The task –
Tally the lines that include "помещений". Output the number only.

(Stored entries)
# # #

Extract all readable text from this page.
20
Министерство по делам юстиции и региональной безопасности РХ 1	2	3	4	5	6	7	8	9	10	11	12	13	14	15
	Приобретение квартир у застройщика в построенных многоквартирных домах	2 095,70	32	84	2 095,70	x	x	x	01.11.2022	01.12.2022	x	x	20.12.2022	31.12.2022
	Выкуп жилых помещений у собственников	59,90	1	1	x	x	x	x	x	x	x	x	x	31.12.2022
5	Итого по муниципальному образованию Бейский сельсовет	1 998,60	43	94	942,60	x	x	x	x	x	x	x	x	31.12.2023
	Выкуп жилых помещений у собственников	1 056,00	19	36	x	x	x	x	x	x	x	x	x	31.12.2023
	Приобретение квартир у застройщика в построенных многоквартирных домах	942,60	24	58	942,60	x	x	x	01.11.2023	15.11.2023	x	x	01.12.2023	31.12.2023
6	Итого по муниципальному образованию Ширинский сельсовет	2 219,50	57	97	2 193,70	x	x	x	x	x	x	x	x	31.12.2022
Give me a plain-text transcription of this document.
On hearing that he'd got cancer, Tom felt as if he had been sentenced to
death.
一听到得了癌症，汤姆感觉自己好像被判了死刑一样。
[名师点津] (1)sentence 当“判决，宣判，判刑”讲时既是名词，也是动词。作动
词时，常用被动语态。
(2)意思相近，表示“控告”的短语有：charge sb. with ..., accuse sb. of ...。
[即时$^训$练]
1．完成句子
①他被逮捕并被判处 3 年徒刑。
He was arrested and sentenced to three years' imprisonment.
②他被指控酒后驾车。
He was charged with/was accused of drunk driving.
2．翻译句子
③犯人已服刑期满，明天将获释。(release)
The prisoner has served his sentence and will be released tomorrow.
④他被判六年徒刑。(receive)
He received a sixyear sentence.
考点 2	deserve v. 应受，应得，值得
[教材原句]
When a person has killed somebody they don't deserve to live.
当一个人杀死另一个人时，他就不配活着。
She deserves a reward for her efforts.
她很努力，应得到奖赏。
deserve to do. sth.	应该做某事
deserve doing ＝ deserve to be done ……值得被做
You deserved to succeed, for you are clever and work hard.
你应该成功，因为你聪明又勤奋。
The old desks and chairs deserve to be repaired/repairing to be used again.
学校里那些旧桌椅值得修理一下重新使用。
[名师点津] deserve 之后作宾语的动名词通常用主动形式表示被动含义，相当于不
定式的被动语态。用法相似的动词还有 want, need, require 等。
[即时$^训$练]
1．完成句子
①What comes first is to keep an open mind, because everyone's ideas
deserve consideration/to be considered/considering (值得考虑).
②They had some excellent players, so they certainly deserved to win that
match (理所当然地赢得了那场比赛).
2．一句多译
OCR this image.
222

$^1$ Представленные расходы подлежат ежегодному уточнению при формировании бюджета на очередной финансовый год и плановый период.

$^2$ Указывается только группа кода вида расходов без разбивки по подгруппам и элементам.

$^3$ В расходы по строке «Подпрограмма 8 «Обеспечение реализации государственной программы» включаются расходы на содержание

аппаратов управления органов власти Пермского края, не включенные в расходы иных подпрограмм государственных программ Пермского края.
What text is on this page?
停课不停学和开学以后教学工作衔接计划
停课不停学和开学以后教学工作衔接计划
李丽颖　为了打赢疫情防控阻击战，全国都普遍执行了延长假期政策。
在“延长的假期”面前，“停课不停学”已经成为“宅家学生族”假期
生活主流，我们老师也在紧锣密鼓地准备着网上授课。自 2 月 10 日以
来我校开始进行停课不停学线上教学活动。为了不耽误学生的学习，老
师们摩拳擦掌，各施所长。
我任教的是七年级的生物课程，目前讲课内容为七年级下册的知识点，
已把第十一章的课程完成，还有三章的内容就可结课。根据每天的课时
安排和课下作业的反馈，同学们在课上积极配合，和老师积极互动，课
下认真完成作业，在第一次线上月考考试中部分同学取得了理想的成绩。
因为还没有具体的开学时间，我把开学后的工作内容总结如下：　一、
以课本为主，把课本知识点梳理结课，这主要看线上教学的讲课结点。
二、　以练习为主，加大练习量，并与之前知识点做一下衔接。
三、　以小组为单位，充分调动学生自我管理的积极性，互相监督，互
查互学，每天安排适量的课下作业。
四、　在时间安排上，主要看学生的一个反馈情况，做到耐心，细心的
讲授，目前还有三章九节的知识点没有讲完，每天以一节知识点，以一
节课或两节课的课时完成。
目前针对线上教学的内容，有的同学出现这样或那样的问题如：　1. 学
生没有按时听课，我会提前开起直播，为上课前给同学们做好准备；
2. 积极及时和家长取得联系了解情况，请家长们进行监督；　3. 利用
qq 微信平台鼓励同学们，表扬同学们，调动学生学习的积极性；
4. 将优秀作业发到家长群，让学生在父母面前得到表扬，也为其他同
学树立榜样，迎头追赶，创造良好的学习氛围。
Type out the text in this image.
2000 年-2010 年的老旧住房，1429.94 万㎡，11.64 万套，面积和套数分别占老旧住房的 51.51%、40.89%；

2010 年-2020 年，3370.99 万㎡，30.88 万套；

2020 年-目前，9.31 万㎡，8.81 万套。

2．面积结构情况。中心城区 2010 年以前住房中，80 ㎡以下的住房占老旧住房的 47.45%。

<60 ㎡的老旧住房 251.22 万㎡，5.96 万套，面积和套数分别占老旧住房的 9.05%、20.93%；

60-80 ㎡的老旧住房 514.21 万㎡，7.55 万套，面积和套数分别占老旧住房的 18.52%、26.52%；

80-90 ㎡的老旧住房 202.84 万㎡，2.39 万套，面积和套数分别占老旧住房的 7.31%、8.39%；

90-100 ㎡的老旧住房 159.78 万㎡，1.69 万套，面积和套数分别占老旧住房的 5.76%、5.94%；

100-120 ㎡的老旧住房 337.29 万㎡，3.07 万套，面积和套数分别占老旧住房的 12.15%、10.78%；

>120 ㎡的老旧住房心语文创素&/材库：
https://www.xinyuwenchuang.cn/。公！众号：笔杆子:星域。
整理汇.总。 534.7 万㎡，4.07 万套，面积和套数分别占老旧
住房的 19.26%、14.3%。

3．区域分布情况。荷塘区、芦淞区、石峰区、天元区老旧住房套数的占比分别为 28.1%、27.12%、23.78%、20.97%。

# # #

The reply –
2